◆ **Exercise**:
Print every entry, word for word, and skip the images.

◆ **Materials provided**:
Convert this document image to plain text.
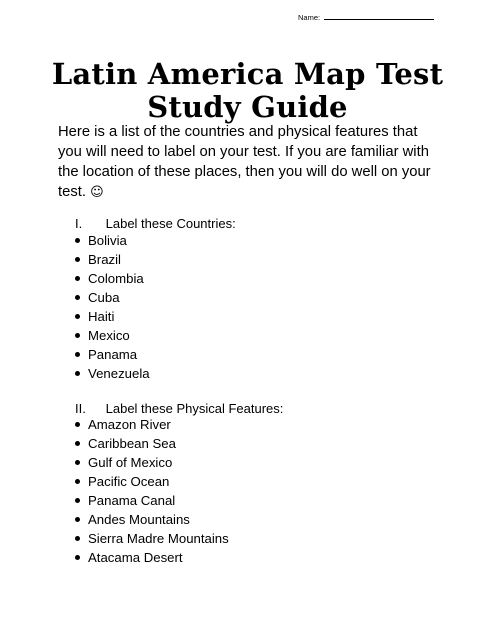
Name:
Latin America Map Test
Study Guide
Here is a list of the countries and physical features that you will need to label on your test. If you are familiar with the location of these places, then you will do well on your test. ☺
I. Label these Countries:
Bolivia
Brazil
Colombia
Cuba
Haiti
Mexico
Panama
Venezuela
II. Label these Physical Features:
Amazon River
Caribbean Sea
Gulf of Mexico
Pacific Ocean
Panama Canal
Andes Mountains
Sierra Madre Mountains
Atacama Desert
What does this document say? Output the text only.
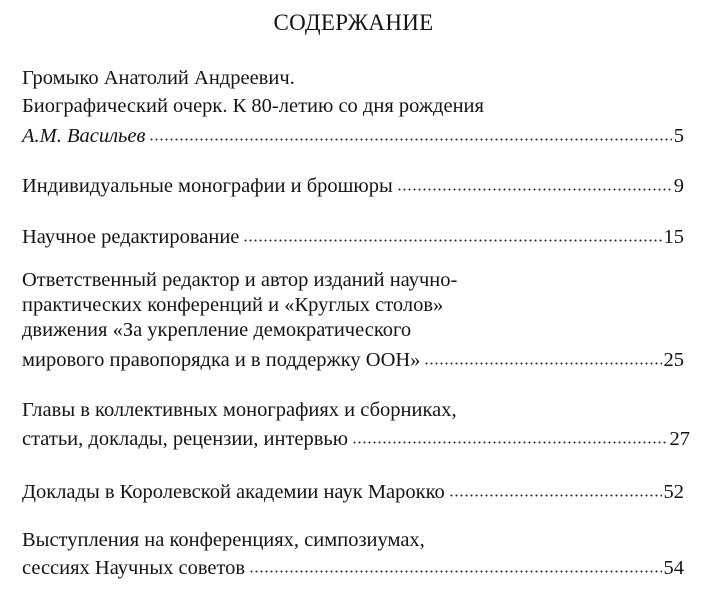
СОДЕРЖАНИЕ
Громыко Анатолий Андреевич.
Биографический очерк. К 80-летию со дня рождения
А.М. Васильев	5
Индивидуальные монографии и брошюры	9
Научное редактирование	15
Ответственный редактор и автор изданий научно-
практических конференций и «Круглых столов»
движения «За укрепление демократического
мирового правопорядка и в поддержку ООН»	25
Главы в коллективных монографиях и сборниках,
статьи, доклады, рецензии, интервью	27
Доклады в Королевской академии наук Марокко	52
Выступления на конференциях, симпозиумах,
сессиях Научных советов	54
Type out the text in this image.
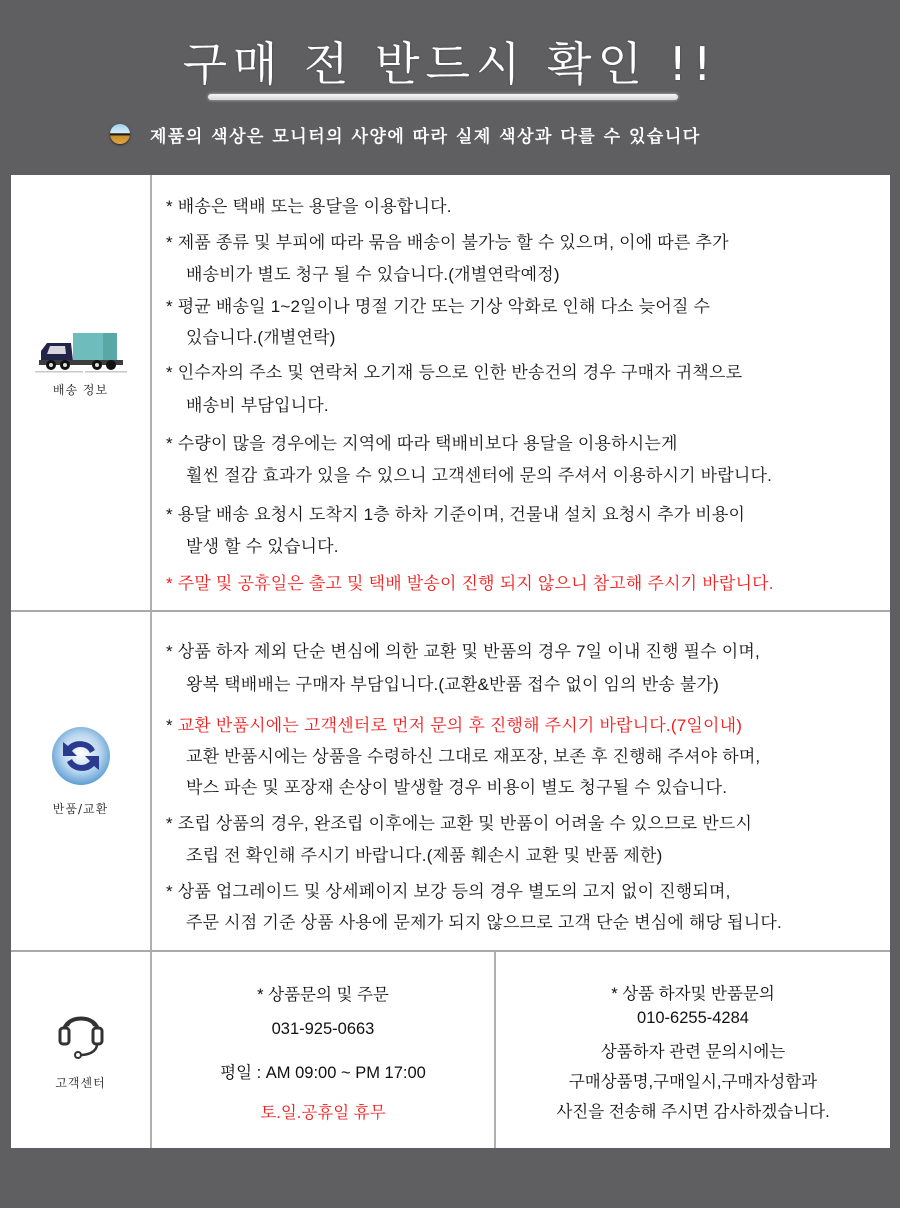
구매 전 반드시 확인 !!
제품의 색상은 모니터의 사양에 따라 실제 색상과 다를 수 있습니다
배송 정보
* 배송은 택배 또는 용달을 이용합니다.
* 제품 종류 및 부피에 따라 묶음 배송이 불가능 할 수 있으며, 이에 따른 추가
배송비가 별도 청구 될 수 있습니다.(개별연락예정)
* 평균 배송일 1~2일이나 명절 기간 또는 기상 악화로 인해 다소 늦어질 수
있습니다.(개별연락)
* 인수자의 주소 및 연락처 오기재 등으로 인한 반송건의 경우 구매자 귀책으로
배송비 부담입니다.
* 수량이 많을 경우에는 지역에 따라 택배비보다 용달을 이용하시는게
훨씬 절감 효과가 있을 수 있으니 고객센터에 문의 주셔서 이용하시기 바랍니다.
* 용달 배송 요청시 도착지 1층 하차 기준이며, 건물내 설치 요청시 추가 비용이
발생 할 수 있습니다.
* 주말 및 공휴일은 출고 및 택배 발송이 진행 되지 않으니 참고해 주시기 바랍니다.
반품/교환
* 상품 하자 제외 단순 변심에 의한 교환 및 반품의 경우 7일 이내 진행 필수 이며,
왕복 택배배는 구매자 부담입니다.(교환&반품 접수 없이 임의 반송 불가)
* 교환 반품시에는 고객센터로 먼저 문의 후 진행해 주시기 바랍니다.(7일이내)
교환 반품시에는 상품을 수령하신 그대로 재포장, 보존 후 진행해 주셔야 하며,
박스 파손 및 포장재 손상이 발생할 경우 비용이 별도 청구될 수 있습니다.
* 조립 상품의 경우, 완조립 이후에는 교환 및 반품이 어려울 수 있으므로 반드시
조립 전 확인해 주시기 바랍니다.(제품 훼손시 교환 및 반품 제한)
* 상품 업그레이드 및 상세페이지 보강 등의 경우 별도의 고지 없이 진행되며,
주문 시점 기준 상품 사용에 문제가 되지 않으므로 고객 단순 변심에 해당 됩니다.
고객센터
* 상품문의 및 주문
031-925-0663
평일 : AM 09:00 ~ PM 17:00
토.일.공휴일 휴무
* 상품 하자및 반품문의
010-6255-4284
상품하자 관련 문의시에는
구매상품명,구매일시,구매자성함과
사진을 전송해 주시면 감사하겠습니다.
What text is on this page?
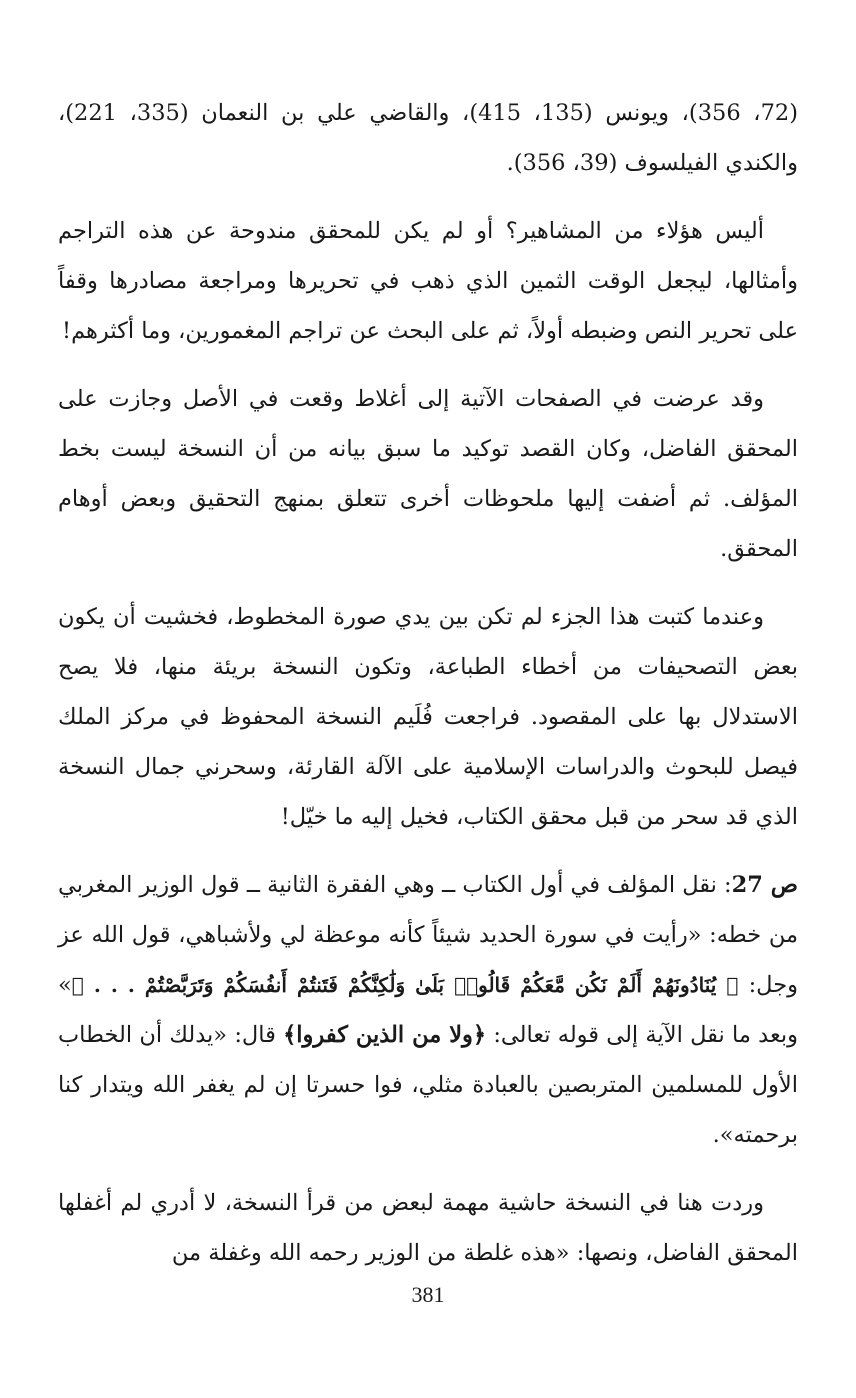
(72، 356)، ويونس (135، 415)، والقاضي علي بن النعمان (335، 221)، والكندي الفيلسوف (39، 356).

أليس هؤلاء من المشاهير؟ أو لم يكن للمحقق مندوحة عن هذه التراجم وأمثالها، ليجعل الوقت الثمين الذي ذهب في تحريرها ومراجعة مصادرها وقفاً على تحرير النص وضبطه أولاً، ثم على البحث عن تراجم المغمورين، وما أكثرهم!

وقد عرضت في الصفحات الآتية إلى أغلاط وقعت في الأصل وجازت على المحقق الفاضل، وكان القصد توكيد ما سبق بيانه من أن النسخة ليست بخط المؤلف. ثم أضفت إليها ملحوظات أخرى تتعلق بمنهج التحقيق وبعض أوهام المحقق.

وعندما كتبت هذا الجزء لم تكن بين يدي صورة المخطوط، فخشيت أن يكون بعض التصحيفات من أخطاء الطباعة، وتكون النسخة بريئة منها، فلا يصح الاستدلال بها على المقصود. فراجعت فُلَيم النسخة المحفوظ في مركز الملك فيصل للبحوث والدراسات الإسلامية على الآلة القارئة، وسحرني جمال النسخة الذي قد سحر من قبل محقق الكتاب، فخيل إليه ما خيّل!

ص 27: نقل المؤلف في أول الكتاب ــ وهي الفقرة الثانية ــ قول الوزير المغربي من خطه: «رأيت في سورة الحديد شيئاً كأنه موعظة لي ولأشباهي، قول الله عز وجل: ﴿ يُنَادُونَهُمْ أَلَمْ نَكُن مَّعَكُمْ قَالُوا۟ بَلَىٰ وَلَٰكِنَّكُمْ فَتَنتُمْ أَنفُسَكُمْ وَتَرَبَّصْتُمْ . . . ﴾» وبعد ما نقل الآية إلى قوله تعالى: ﴿ولا من الذين كفروا﴾ قال: «يدلك أن الخطاب الأول للمسلمين المتربصين بالعبادة مثلي، فوا حسرتا إن لم يغفر الله ويتدار كنا برحمته».

وردت هنا في النسخة حاشية مهمة لبعض من قرأ النسخة، لا أدري لم أغفلها المحقق الفاضل، ونصها: «هذه غلطة من الوزير رحمه الله وغفلة من

381
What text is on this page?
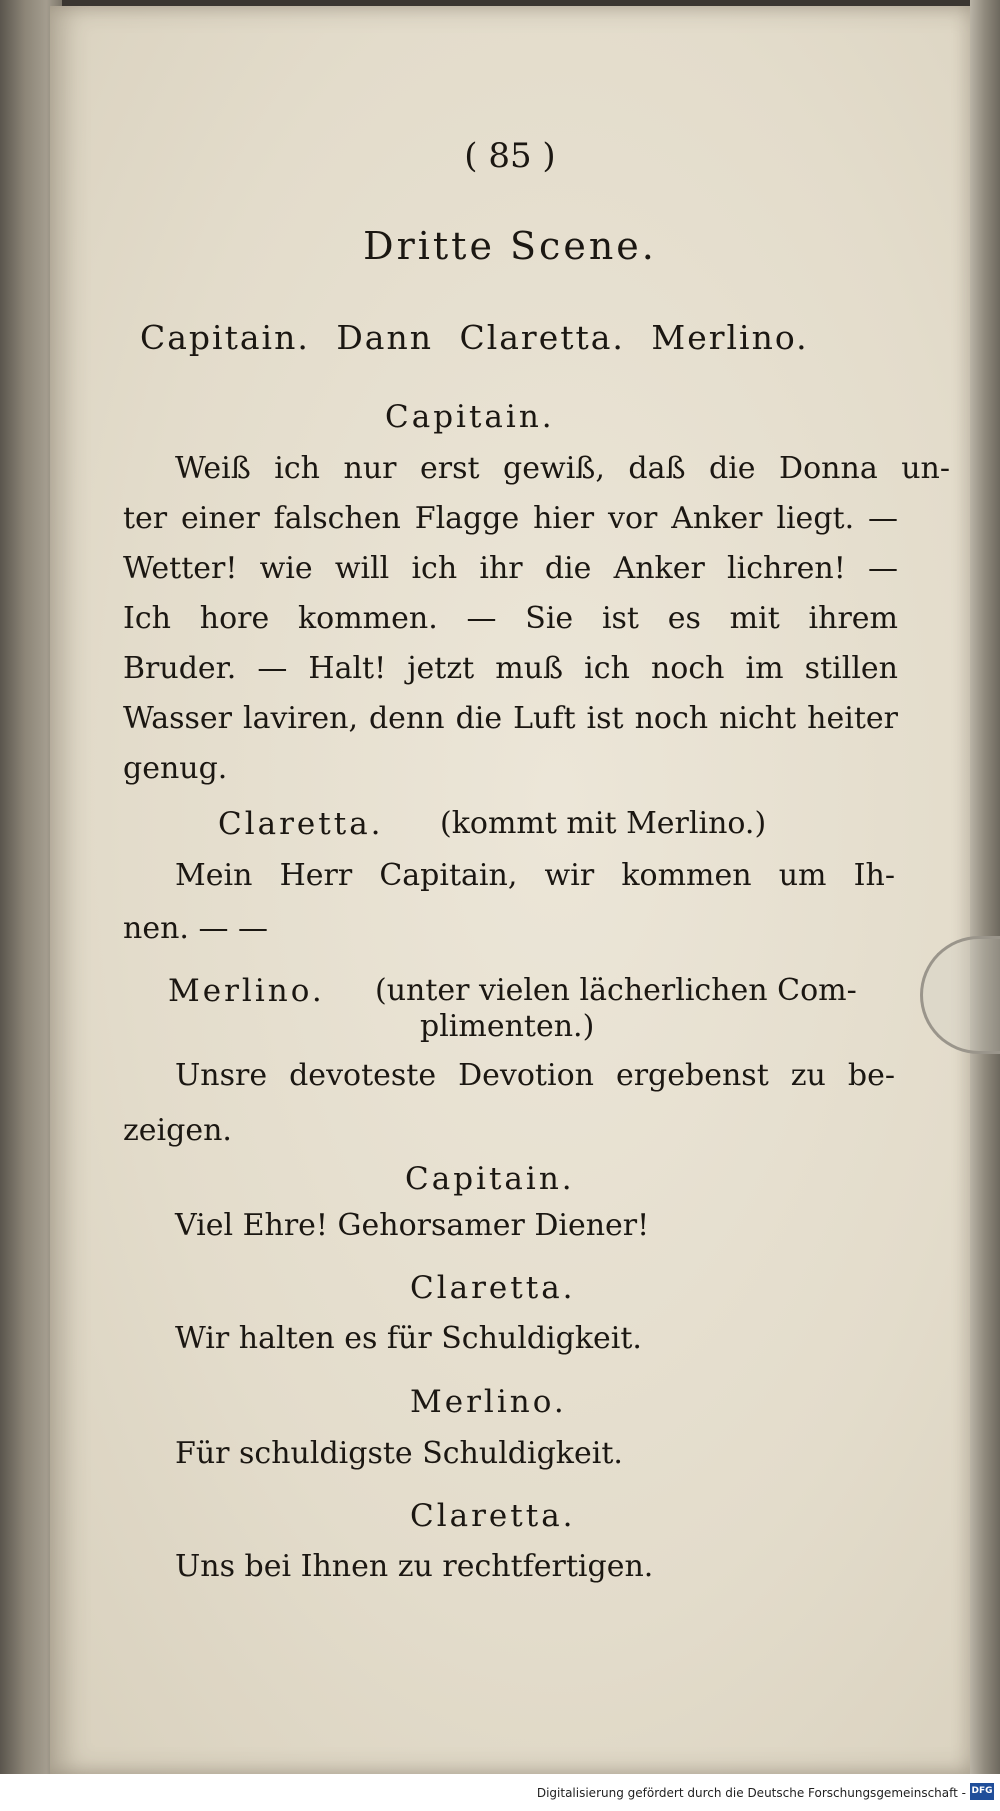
( 85 )
Dritte Scene.
Capitain. Dann Claretta. Merlino.
Capitain.
Weiß ich nur erst gewiß, daß die Donna un-
ter einer falschen Flagge hier vor Anker liegt. —
Wetter! wie will ich ihr die Anker lichren! —
Ich hore kommen. — Sie ist es mit ihrem
Bruder. — Halt! jetzt muß ich noch im stillen
Wasser laviren, denn die Luft ist noch nicht heiter
genug.
Claretta. (kommt mit Merlino.)
Mein Herr Capitain, wir kommen um Ih-
nen. — —
Merlino. (unter vielen lächerlichen Com-
plimenten.)
Unsre devoteste Devotion ergebenst zu be-
zeigen.
Capitain.
Viel Ehre! Gehorsamer Diener!
Claretta.
Wir halten es für Schuldigkeit.
Merlino.
Für schuldigste Schuldigkeit.
Claretta.
Uns bei Ihnen zu rechtfertigen.
Digitalisierung gefördert durch die Deutsche Forschungsgemeinschaft - DFG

◆ **Exercise solution**:
Convert this document image to plain text.
Name:
Latin America Map Test
Study Guide
Here is a list of the countries and physical features that you will need to label on your test. If you are familiar with the location of these places, then you will do well on your test. ☺
I. Label these Countries:
Bolivia
Brazil
Colombia
Cuba
Haiti
Mexico
Panama
Venezuela
II. Label these Physical Features:
Amazon River
Caribbean Sea
Gulf of Mexico
Pacific Ocean
Panama Canal
Andes Mountains
Sierra Madre Mountains
Atacama Desert
What does this document say? Output the text only.
СОДЕРЖАНИЕ
Громыко Анатолий Андреевич.
Биографический очерк. К 80-летию со дня рождения
А.М. Васильев	5
Индивидуальные монографии и брошюры	9
Научное редактирование	15
Ответственный редактор и автор изданий научно-
практических конференций и «Круглых столов»
движения «За укрепление демократического
мирового правопорядка и в поддержку ООН»	25
Главы в коллективных монографиях и сборниках,
статьи, доклады, рецензии, интервью	27
Доклады в Королевской академии наук Марокко	52
Выступления на конференциях, симпозиумах,
сессиях Научных советов	54
Type out the text in this image.
구매 전 반드시 확인 !!
제품의 색상은 모니터의 사양에 따라 실제 색상과 다를 수 있습니다
배송 정보
* 배송은 택배 또는 용달을 이용합니다.
* 제품 종류 및 부피에 따라 묶음 배송이 불가능 할 수 있으며, 이에 따른 추가
배송비가 별도 청구 될 수 있습니다.(개별연락예정)
* 평균 배송일 1~2일이나 명절 기간 또는 기상 악화로 인해 다소 늦어질 수
있습니다.(개별연락)
* 인수자의 주소 및 연락처 오기재 등으로 인한 반송건의 경우 구매자 귀책으로
배송비 부담입니다.
* 수량이 많을 경우에는 지역에 따라 택배비보다 용달을 이용하시는게
훨씬 절감 효과가 있을 수 있으니 고객센터에 문의 주셔서 이용하시기 바랍니다.
* 용달 배송 요청시 도착지 1층 하차 기준이며, 건물내 설치 요청시 추가 비용이
발생 할 수 있습니다.
* 주말 및 공휴일은 출고 및 택배 발송이 진행 되지 않으니 참고해 주시기 바랍니다.
반품/교환
* 상품 하자 제외 단순 변심에 의한 교환 및 반품의 경우 7일 이내 진행 필수 이며,
왕복 택배배는 구매자 부담입니다.(교환&반품 접수 없이 임의 반송 불가)
* 교환 반품시에는 고객센터로 먼저 문의 후 진행해 주시기 바랍니다.(7일이내)
교환 반품시에는 상품을 수령하신 그대로 재포장, 보존 후 진행해 주셔야 하며,
박스 파손 및 포장재 손상이 발생할 경우 비용이 별도 청구될 수 있습니다.
* 조립 상품의 경우, 완조립 이후에는 교환 및 반품이 어려울 수 있으므로 반드시
조립 전 확인해 주시기 바랍니다.(제품 훼손시 교환 및 반품 제한)
* 상품 업그레이드 및 상세페이지 보강 등의 경우 별도의 고지 없이 진행되며,
주문 시점 기준 상품 사용에 문제가 되지 않으므로 고객 단순 변심에 해당 됩니다.
고객센터
* 상품문의 및 주문
031-925-0663
평일 : AM 09:00 ~ PM 17:00
토.일.공휴일 휴무
* 상품 하자및 반품문의
010-6255-4284
상품하자 관련 문의시에는
구매상품명,구매일시,구매자성함과
사진을 전송해 주시면 감사하겠습니다.
What text is on this page?
(72، 356)، ويونس (135، 415)، والقاضي علي بن النعمان (335، 221)، والكندي الفيلسوف (39، 356).

أليس هؤلاء من المشاهير؟ أو لم يكن للمحقق مندوحة عن هذه التراجم وأمثالها، ليجعل الوقت الثمين الذي ذهب في تحريرها ومراجعة مصادرها وقفاً على تحرير النص وضبطه أولاً، ثم على البحث عن تراجم المغمورين، وما أكثرهم!

وقد عرضت في الصفحات الآتية إلى أغلاط وقعت في الأصل وجازت على المحقق الفاضل، وكان القصد توكيد ما سبق بيانه من أن النسخة ليست بخط المؤلف. ثم أضفت إليها ملحوظات أخرى تتعلق بمنهج التحقيق وبعض أوهام المحقق.

وعندما كتبت هذا الجزء لم تكن بين يدي صورة المخطوط، فخشيت أن يكون بعض التصحيفات من أخطاء الطباعة، وتكون النسخة بريئة منها، فلا يصح الاستدلال بها على المقصود. فراجعت فُلَيم النسخة المحفوظ في مركز الملك فيصل للبحوث والدراسات الإسلامية على الآلة القارئة، وسحرني جمال النسخة الذي قد سحر من قبل محقق الكتاب، فخيل إليه ما خيّل!

ص 27: نقل المؤلف في أول الكتاب ــ وهي الفقرة الثانية ــ قول الوزير المغربي من خطه: «رأيت في سورة الحديد شيئاً كأنه موعظة لي ولأشباهي، قول الله عز وجل: ﴿ يُنَادُونَهُمْ أَلَمْ نَكُن مَّعَكُمْ قَالُوا۟ بَلَىٰ وَلَٰكِنَّكُمْ فَتَنتُمْ أَنفُسَكُمْ وَتَرَبَّصْتُمْ . . . ﴾» وبعد ما نقل الآية إلى قوله تعالى: ﴿ولا من الذين كفروا﴾ قال: «يدلك أن الخطاب الأول للمسلمين المتربصين بالعبادة مثلي، فوا حسرتا إن لم يغفر الله ويتدار كنا برحمته».

وردت هنا في النسخة حاشية مهمة لبعض من قرأ النسخة، لا أدري لم أغفلها المحقق الفاضل، ونصها: «هذه غلطة من الوزير رحمه الله وغفلة من

381
What text is on this page?
( 85 )
Dritte Scene.
Capitain. Dann Claretta. Merlino.
Capitain.
Weiß ich nur erst gewiß, daß die Donna un-
ter einer falschen Flagge hier vor Anker liegt. —
Wetter! wie will ich ihr die Anker lichren! —
Ich hore kommen. — Sie ist es mit ihrem
Bruder. — Halt! jetzt muß ich noch im stillen
Wasser laviren, denn die Luft ist noch nicht heiter
genug.
Claretta. (kommt mit Merlino.)
Mein Herr Capitain, wir kommen um Ih-
nen. — —
Merlino. (unter vielen lächerlichen Com-
plimenten.)
Unsre devoteste Devotion ergebenst zu be-
zeigen.
Capitain.
Viel Ehre! Gehorsamer Diener!
Claretta.
Wir halten es für Schuldigkeit.
Merlino.
Für schuldigste Schuldigkeit.
Claretta.
Uns bei Ihnen zu rechtfertigen.
Digitalisierung gefördert durch die Deutsche Forschungsgemeinschaft - DFG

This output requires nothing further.